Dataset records
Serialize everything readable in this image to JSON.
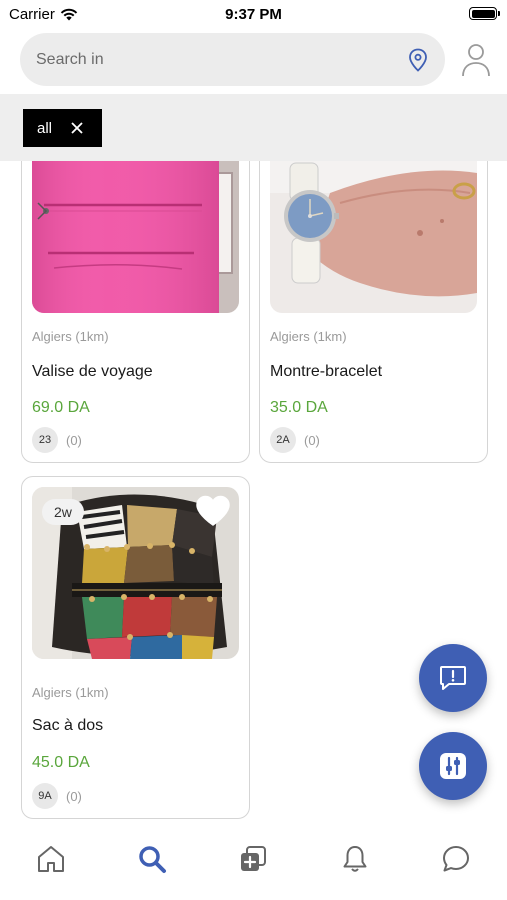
{
  "status_bar": {
    "carrier": "Carrier",
    "time": "9:37 PM"
  },
  "search": {
    "placeholder": "Search in"
  },
  "filter": {
    "chip_label": "all"
  },
  "listings": [
    {
      "badge": "",
      "location": "Algiers (1km)",
      "title": "Valise de voyage",
      "price": "69.0 DA",
      "seller_badge": "23",
      "reviews": "(0)"
    },
    {
      "badge": "",
      "location": "Algiers (1km)",
      "title": "Montre-bracelet",
      "price": "35.0 DA",
      "seller_badge": "2A",
      "reviews": "(0)"
    },
    {
      "badge": "2w",
      "location": "Algiers (1km)",
      "title": "Sac à dos",
      "price": "45.0 DA",
      "seller_badge": "9A",
      "reviews": "(0)"
    }
  ],
  "colors": {
    "accent": "#3f5fb4",
    "price": "#5aa63c",
    "chip": "#000000"
  },
  "icons": {
    "search_location": "location-pin-icon",
    "profile": "user-icon",
    "favorite": "heart-icon",
    "fab_feedback": "message-alert-icon",
    "fab_filters": "sliders-icon",
    "nav": [
      "home-icon",
      "search-icon",
      "add-post-icon",
      "bell-icon",
      "chat-icon"
    ]
  },
  "bottom_nav": {
    "active": "search"
  }
}
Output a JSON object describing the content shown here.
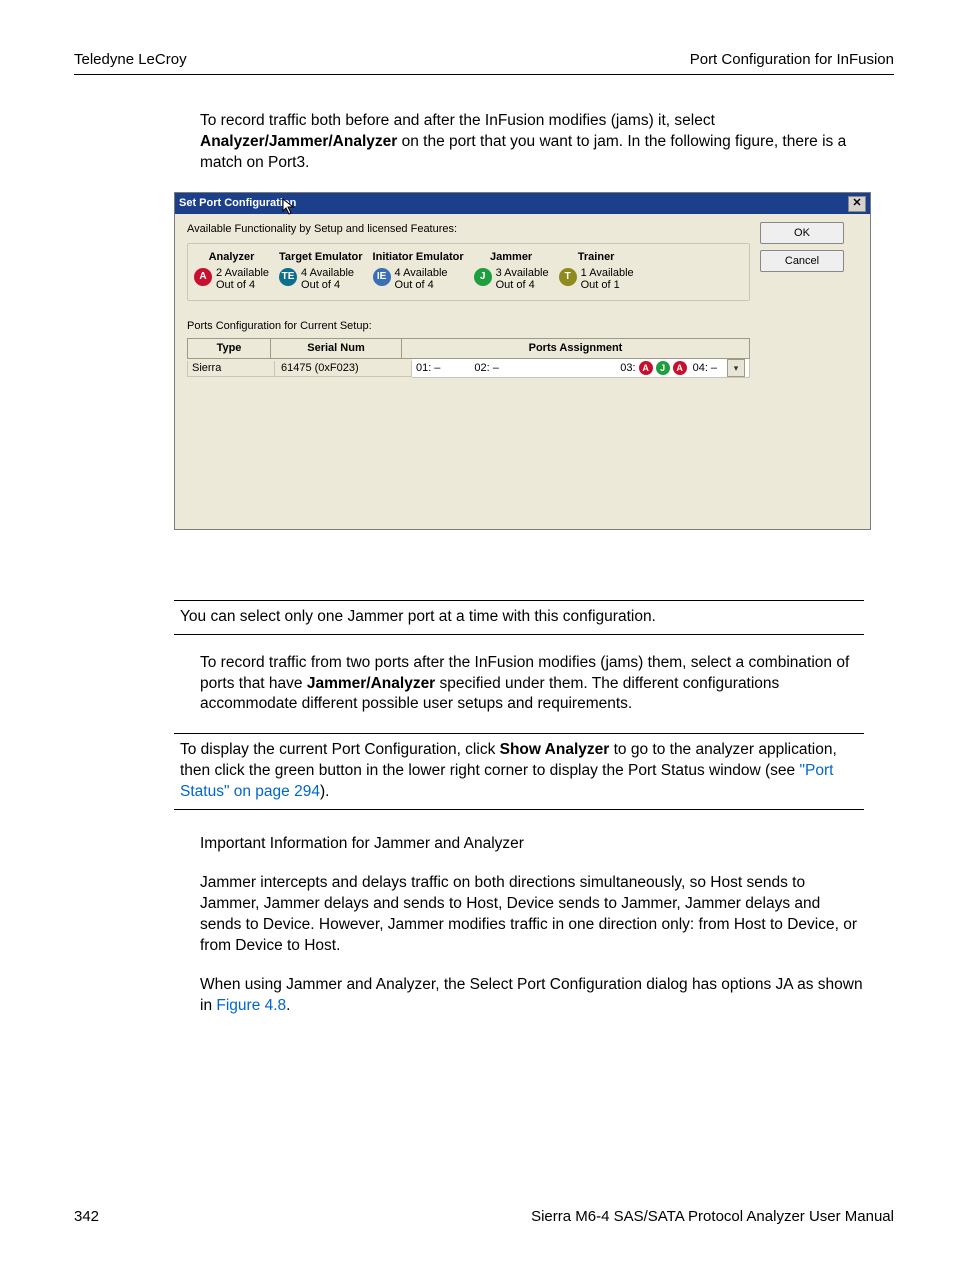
{
  "header": {
    "left": "Teledyne LeCroy",
    "right": "Port Configuration for InFusion"
  },
  "para1_pre": "To record traffic both before and after the InFusion modifies (jams) it, select ",
  "para1_bold": "Analyzer/Jammer/Analyzer",
  "para1_post": " on the port that you want to jam. In the following figure, there is a match on Port3.",
  "win": {
    "title": "Set Port Configuration",
    "ok": "OK",
    "cancel": "Cancel",
    "avail": "Available Functionality by Setup and licensed Features:",
    "cards": {
      "analyzer": {
        "head": "Analyzer",
        "line1": "2 Available",
        "line2": "Out of 4",
        "glyph": "A"
      },
      "target": {
        "head": "Target Emulator",
        "line1": "4 Available",
        "line2": "Out of 4",
        "glyph": "TE"
      },
      "initiator": {
        "head": "Initiator Emulator",
        "line1": "4 Available",
        "line2": "Out of 4",
        "glyph": "IE"
      },
      "jammer": {
        "head": "Jammer",
        "line1": "3 Available",
        "line2": "Out of 4",
        "glyph": "J"
      },
      "trainer": {
        "head": "Trainer",
        "line1": "1 Available",
        "line2": "Out of 1",
        "glyph": "T"
      }
    },
    "sub": "Ports Configuration for Current Setup:",
    "cols": {
      "type": "Type",
      "sn": "Serial Num",
      "pa": "Ports Assignment"
    },
    "row": {
      "type": "Sierra",
      "sn": "61475 (0xF023)",
      "p1": "01:",
      "p2": "02:",
      "p3": "03:",
      "p4": "04:",
      "dash": "–"
    }
  },
  "note1": "You can select only one Jammer port at a time with this configuration.",
  "para2_pre": "To record traffic from two ports after the InFusion modifies (jams) them, select a combination of ports that have ",
  "para2_bold": "Jammer/Analyzer",
  "para2_post": " specified under them. The different configurations accommodate different possible user setups and requirements.",
  "note2_pre": "To display the current Port Configuration, click ",
  "note2_bold": "Show Analyzer",
  "note2_mid": " to go to the analyzer application, then click the green button in the lower right corner to display the Port Status window (see ",
  "note2_link": "\"Port Status\" on page 294",
  "note2_post": ").",
  "para3_head": "Important Information for Jammer and Analyzer",
  "para3_body": "Jammer intercepts and delays traffic on both directions simultaneously, so Host sends to Jammer, Jammer delays and sends to Host, Device sends to Jammer, Jammer delays and sends to Device. However, Jammer modifies traffic in one direction only: from Host to Device, or from Device to Host.",
  "para4_pre": "When using Jammer and Analyzer, the Select Port Configuration dialog has options JA as shown in ",
  "para4_link": "Figure 4.8",
  "para4_post": ".",
  "footer": {
    "page": "342",
    "title": "Sierra M6-4 SAS/SATA Protocol Analyzer User Manual"
  }
}
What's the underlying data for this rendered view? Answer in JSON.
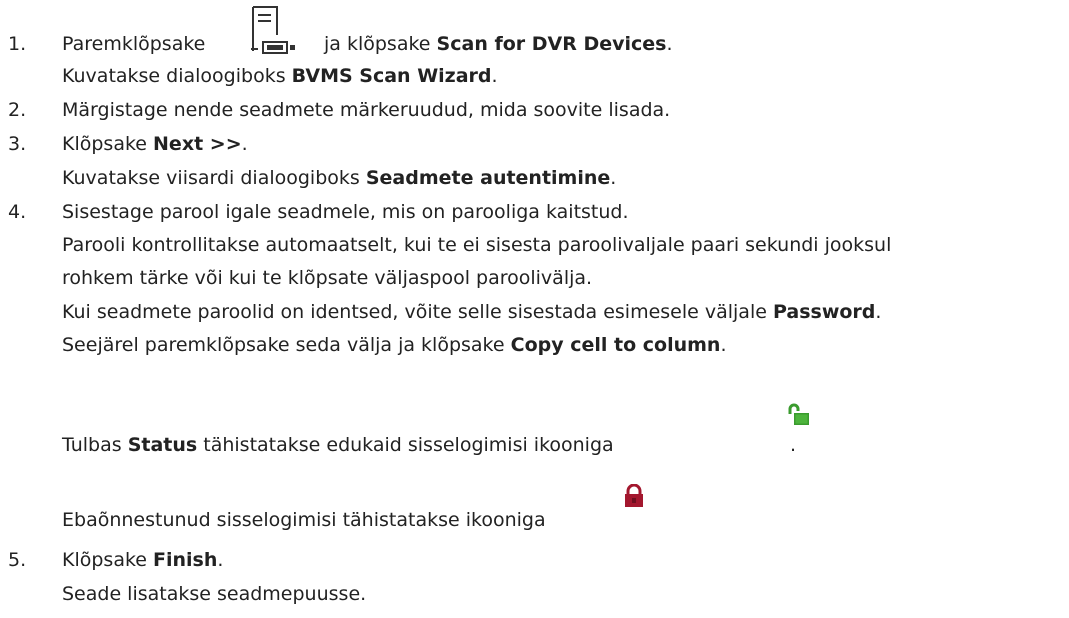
{
  "step1": {
    "number": "1.",
    "pre": "Paremklõpsake",
    "mid": "ja klõpsake",
    "bold": "Scan for DVR Devices",
    "post": ".",
    "result_pre": "Kuvatakse dialoogiboks",
    "result_bold": "BVMS Scan Wizard",
    "result_post": "."
  },
  "step2": {
    "number": "2.",
    "text": "Märgistage nende seadmete märkeruudud, mida soovite lisada."
  },
  "step3": {
    "number": "3.",
    "pre": "Klõpsake",
    "bold": "Next >>",
    "post": ".",
    "result_pre": "Kuvatakse viisardi dialoogiboks",
    "result_bold": "Seadmete autentimine",
    "result_post": "."
  },
  "step4": {
    "number": "4.",
    "text": "Sisestage parool igale seadmele, mis on parooliga kaitstud.",
    "para1_line1": "Parooli kontrollitakse automaatselt, kui te ei sisesta paroolivaljale paari sekundi jooksul",
    "para1_line2": "rohkem tärke või kui te klõpsate väljaspool paroolivälja.",
    "para2_pre": "Kui seadmete paroolid on identsed, võite selle sisestada esimesele väljale",
    "para2_bold": "Password",
    "para2_post": ".",
    "para3_pre": "Seejärel paremklõpsake seda välja ja klõpsake",
    "para3_bold": "Copy cell to column",
    "para3_post": ".",
    "status_pre": "Tulbas",
    "status_bold": "Status",
    "status_post": "tähistatakse edukaid sisselogimisi ikooniga",
    "status_end": ".",
    "fail_text": "Ebaõnnestunud sisselogimisi tähistatakse ikooniga"
  },
  "step5": {
    "number": "5.",
    "pre": "Klõpsake",
    "bold": "Finish",
    "post": ".",
    "result": "Seade lisatakse seadmepuusse."
  },
  "colors": {
    "text": "#222222",
    "unlock_green": "#3a9b2e",
    "lock_red": "#a3172e"
  },
  "icons": {
    "dvr": "dvr-device-icon",
    "unlocked": "unlocked-padlock-icon",
    "locked": "locked-padlock-icon"
  }
}
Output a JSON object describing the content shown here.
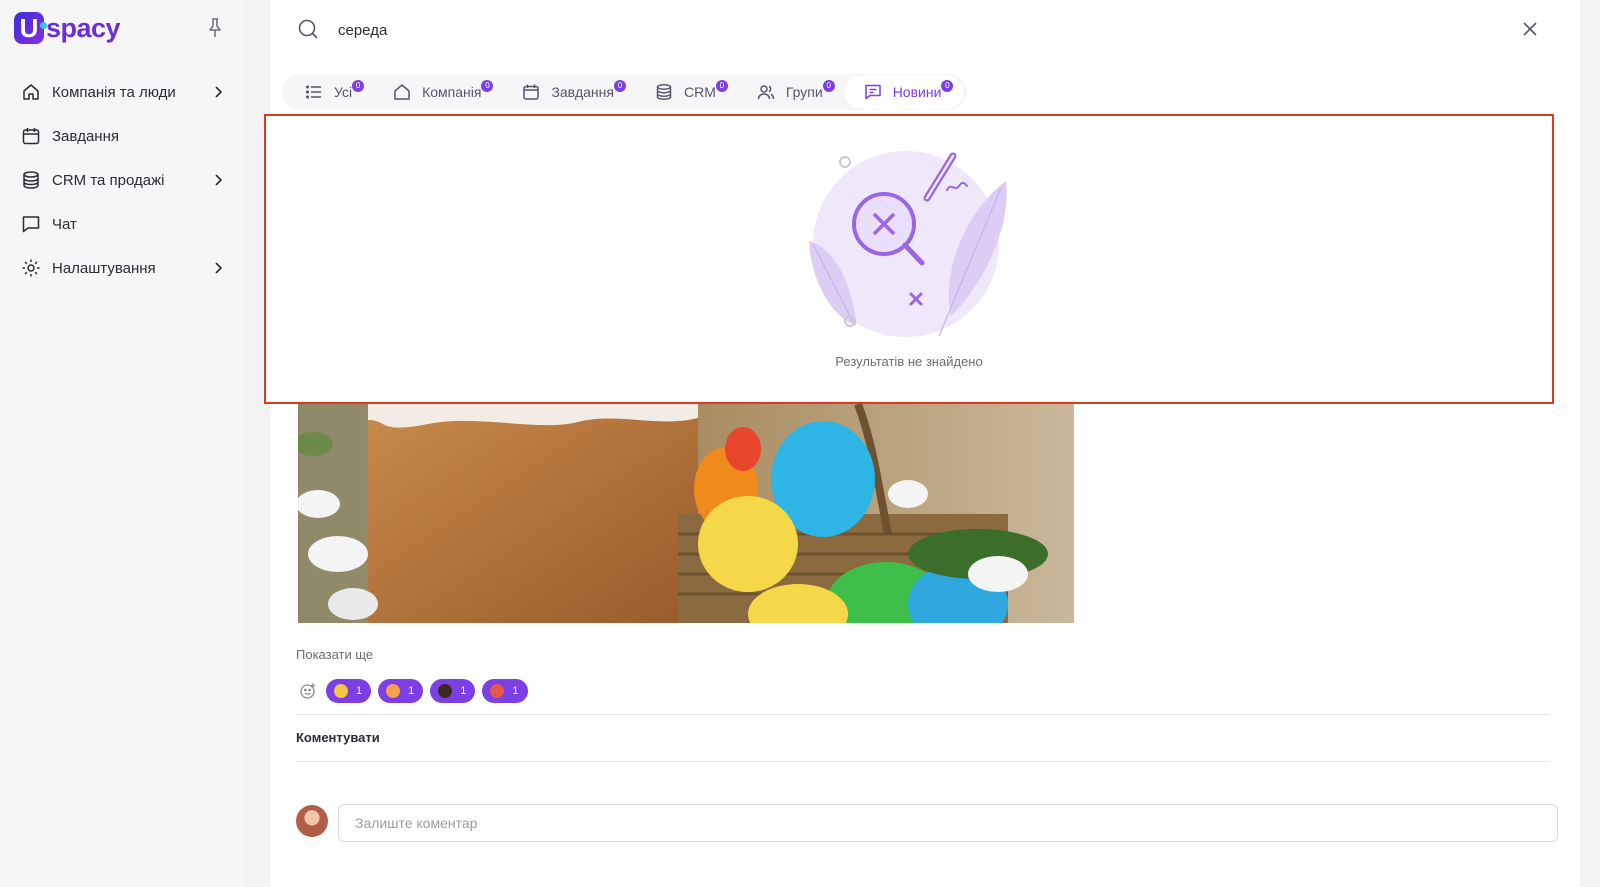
{
  "app": {
    "logo_text": "spacy",
    "logo_letter": "U"
  },
  "sidebar": {
    "items": [
      {
        "label": "Компанія та люди",
        "icon": "home-icon",
        "has_children": true
      },
      {
        "label": "Завдання",
        "icon": "calendar-icon",
        "has_children": false
      },
      {
        "label": "CRM та продажі",
        "icon": "database-icon",
        "has_children": true
      },
      {
        "label": "Чат",
        "icon": "chat-icon",
        "has_children": false
      },
      {
        "label": "Налаштування",
        "icon": "gear-icon",
        "has_children": true
      }
    ]
  },
  "search": {
    "value": "середа",
    "placeholder": ""
  },
  "tabs": [
    {
      "label": "Усі",
      "count": "0",
      "icon": "list-icon"
    },
    {
      "label": "Компанія",
      "count": "0",
      "icon": "home-icon"
    },
    {
      "label": "Завдання",
      "count": "0",
      "icon": "calendar-icon"
    },
    {
      "label": "CRM",
      "count": "0",
      "icon": "database-icon"
    },
    {
      "label": "Групи",
      "count": "0",
      "icon": "users-icon"
    },
    {
      "label": "Новини",
      "count": "0",
      "icon": "news-icon",
      "active": true
    }
  ],
  "empty_state": {
    "text": "Результатів не знайдено"
  },
  "post": {
    "show_more": "Показати ще",
    "reactions": [
      {
        "count": "1"
      },
      {
        "count": "1"
      },
      {
        "count": "1"
      },
      {
        "count": "1"
      }
    ],
    "comment_label": "Коментувати",
    "comment_placeholder": "Залиште коментар"
  },
  "colors": {
    "accent": "#7b3fe4",
    "highlight_border": "#e0391f"
  }
}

- _WHAT YOU WILL DO_
Go through the entries above and output them exactly, without pictures.

- _SOLUTION TO THIS EXERCISE_
Serialize everything readable in this image to JSON.
{
  "status_bar": {
    "carrier": "Carrier",
    "time": "9:37 PM"
  },
  "search": {
    "placeholder": "Search in"
  },
  "filter": {
    "chip_label": "all"
  },
  "listings": [
    {
      "badge": "",
      "location": "Algiers (1km)",
      "title": "Valise de voyage",
      "price": "69.0 DA",
      "seller_badge": "23",
      "reviews": "(0)"
    },
    {
      "badge": "",
      "location": "Algiers (1km)",
      "title": "Montre-bracelet",
      "price": "35.0 DA",
      "seller_badge": "2A",
      "reviews": "(0)"
    },
    {
      "badge": "2w",
      "location": "Algiers (1km)",
      "title": "Sac à dos",
      "price": "45.0 DA",
      "seller_badge": "9A",
      "reviews": "(0)"
    }
  ],
  "colors": {
    "accent": "#3f5fb4",
    "price": "#5aa63c",
    "chip": "#000000"
  },
  "icons": {
    "search_location": "location-pin-icon",
    "profile": "user-icon",
    "favorite": "heart-icon",
    "fab_feedback": "message-alert-icon",
    "fab_filters": "sliders-icon",
    "nav": [
      "home-icon",
      "search-icon",
      "add-post-icon",
      "bell-icon",
      "chat-icon"
    ]
  },
  "bottom_nav": {
    "active": "search"
  }
}
Output a JSON object describing the content shown here.
{
  "header": {
    "left": "Teledyne LeCroy",
    "right": "Port Configuration for InFusion"
  },
  "para1_pre": "To record traffic both before and after the InFusion modifies (jams) it, select ",
  "para1_bold": "Analyzer/Jammer/Analyzer",
  "para1_post": " on the port that you want to jam. In the following figure, there is a match on Port3.",
  "win": {
    "title": "Set Port Configuration",
    "ok": "OK",
    "cancel": "Cancel",
    "avail": "Available Functionality by Setup and licensed Features:",
    "cards": {
      "analyzer": {
        "head": "Analyzer",
        "line1": "2 Available",
        "line2": "Out of 4",
        "glyph": "A"
      },
      "target": {
        "head": "Target Emulator",
        "line1": "4 Available",
        "line2": "Out of 4",
        "glyph": "TE"
      },
      "initiator": {
        "head": "Initiator Emulator",
        "line1": "4 Available",
        "line2": "Out of 4",
        "glyph": "IE"
      },
      "jammer": {
        "head": "Jammer",
        "line1": "3 Available",
        "line2": "Out of 4",
        "glyph": "J"
      },
      "trainer": {
        "head": "Trainer",
        "line1": "1 Available",
        "line2": "Out of 1",
        "glyph": "T"
      }
    },
    "sub": "Ports Configuration for Current Setup:",
    "cols": {
      "type": "Type",
      "sn": "Serial Num",
      "pa": "Ports Assignment"
    },
    "row": {
      "type": "Sierra",
      "sn": "61475 (0xF023)",
      "p1": "01:",
      "p2": "02:",
      "p3": "03:",
      "p4": "04:",
      "dash": "–"
    }
  },
  "note1": "You can select only one Jammer port at a time with this configuration.",
  "para2_pre": "To record traffic from two ports after the InFusion modifies (jams) them, select a combination of ports that have ",
  "para2_bold": "Jammer/Analyzer",
  "para2_post": " specified under them. The different configurations accommodate different possible user setups and requirements.",
  "note2_pre": "To display the current Port Configuration, click ",
  "note2_bold": "Show Analyzer",
  "note2_mid": " to go to the analyzer application, then click the green button in the lower right corner to display the Port Status window (see ",
  "note2_link": "\"Port Status\" on page 294",
  "note2_post": ").",
  "para3_head": "Important Information for Jammer and Analyzer",
  "para3_body": "Jammer intercepts and delays traffic on both directions simultaneously, so Host sends to Jammer, Jammer delays and sends to Host, Device sends to Jammer, Jammer delays and sends to Device. However, Jammer modifies traffic in one direction only: from Host to Device, or from Device to Host.",
  "para4_pre": "When using Jammer and Analyzer, the Select Port Configuration dialog has options JA as shown in ",
  "para4_link": "Figure 4.8",
  "para4_post": ".",
  "footer": {
    "page": "342",
    "title": "Sierra M6-4 SAS/SATA Protocol Analyzer User Manual"
  }
}
What's the underlying data for this rendered view? Answer in JSON.
{
  "step1": {
    "number": "1.",
    "pre": "Paremklõpsake",
    "mid": "ja klõpsake",
    "bold": "Scan for DVR Devices",
    "post": ".",
    "result_pre": "Kuvatakse dialoogiboks",
    "result_bold": "BVMS Scan Wizard",
    "result_post": "."
  },
  "step2": {
    "number": "2.",
    "text": "Märgistage nende seadmete märkeruudud, mida soovite lisada."
  },
  "step3": {
    "number": "3.",
    "pre": "Klõpsake",
    "bold": "Next >>",
    "post": ".",
    "result_pre": "Kuvatakse viisardi dialoogiboks",
    "result_bold": "Seadmete autentimine",
    "result_post": "."
  },
  "step4": {
    "number": "4.",
    "text": "Sisestage parool igale seadmele, mis on parooliga kaitstud.",
    "para1_line1": "Parooli kontrollitakse automaatselt, kui te ei sisesta paroolivaljale paari sekundi jooksul",
    "para1_line2": "rohkem tärke või kui te klõpsate väljaspool paroolivälja.",
    "para2_pre": "Kui seadmete paroolid on identsed, võite selle sisestada esimesele väljale",
    "para2_bold": "Password",
    "para2_post": ".",
    "para3_pre": "Seejärel paremklõpsake seda välja ja klõpsake",
    "para3_bold": "Copy cell to column",
    "para3_post": ".",
    "status_pre": "Tulbas",
    "status_bold": "Status",
    "status_post": "tähistatakse edukaid sisselogimisi ikooniga",
    "status_end": ".",
    "fail_text": "Ebaõnnestunud sisselogimisi tähistatakse ikooniga"
  },
  "step5": {
    "number": "5.",
    "pre": "Klõpsake",
    "bold": "Finish",
    "post": ".",
    "result": "Seade lisatakse seadmepuusse."
  },
  "colors": {
    "text": "#222222",
    "unlock_green": "#3a9b2e",
    "lock_red": "#a3172e"
  },
  "icons": {
    "dvr": "dvr-device-icon",
    "unlocked": "unlocked-padlock-icon",
    "locked": "locked-padlock-icon"
  }
}
Output a JSON object describing the content shown here.
{
  "app": {
    "logo_text": "spacy",
    "logo_letter": "U"
  },
  "sidebar": {
    "items": [
      {
        "label": "Компанія та люди",
        "icon": "home-icon",
        "has_children": true
      },
      {
        "label": "Завдання",
        "icon": "calendar-icon",
        "has_children": false
      },
      {
        "label": "CRM та продажі",
        "icon": "database-icon",
        "has_children": true
      },
      {
        "label": "Чат",
        "icon": "chat-icon",
        "has_children": false
      },
      {
        "label": "Налаштування",
        "icon": "gear-icon",
        "has_children": true
      }
    ]
  },
  "search": {
    "value": "середа",
    "placeholder": ""
  },
  "tabs": [
    {
      "label": "Усі",
      "count": "0",
      "icon": "list-icon"
    },
    {
      "label": "Компанія",
      "count": "0",
      "icon": "home-icon"
    },
    {
      "label": "Завдання",
      "count": "0",
      "icon": "calendar-icon"
    },
    {
      "label": "CRM",
      "count": "0",
      "icon": "database-icon"
    },
    {
      "label": "Групи",
      "count": "0",
      "icon": "users-icon"
    },
    {
      "label": "Новини",
      "count": "0",
      "icon": "news-icon",
      "active": true
    }
  ],
  "empty_state": {
    "text": "Результатів не знайдено"
  },
  "post": {
    "show_more": "Показати ще",
    "reactions": [
      {
        "count": "1"
      },
      {
        "count": "1"
      },
      {
        "count": "1"
      },
      {
        "count": "1"
      }
    ],
    "comment_label": "Коментувати",
    "comment_placeholder": "Залиште коментар"
  },
  "colors": {
    "accent": "#7b3fe4",
    "highlight_border": "#e0391f"
  }
}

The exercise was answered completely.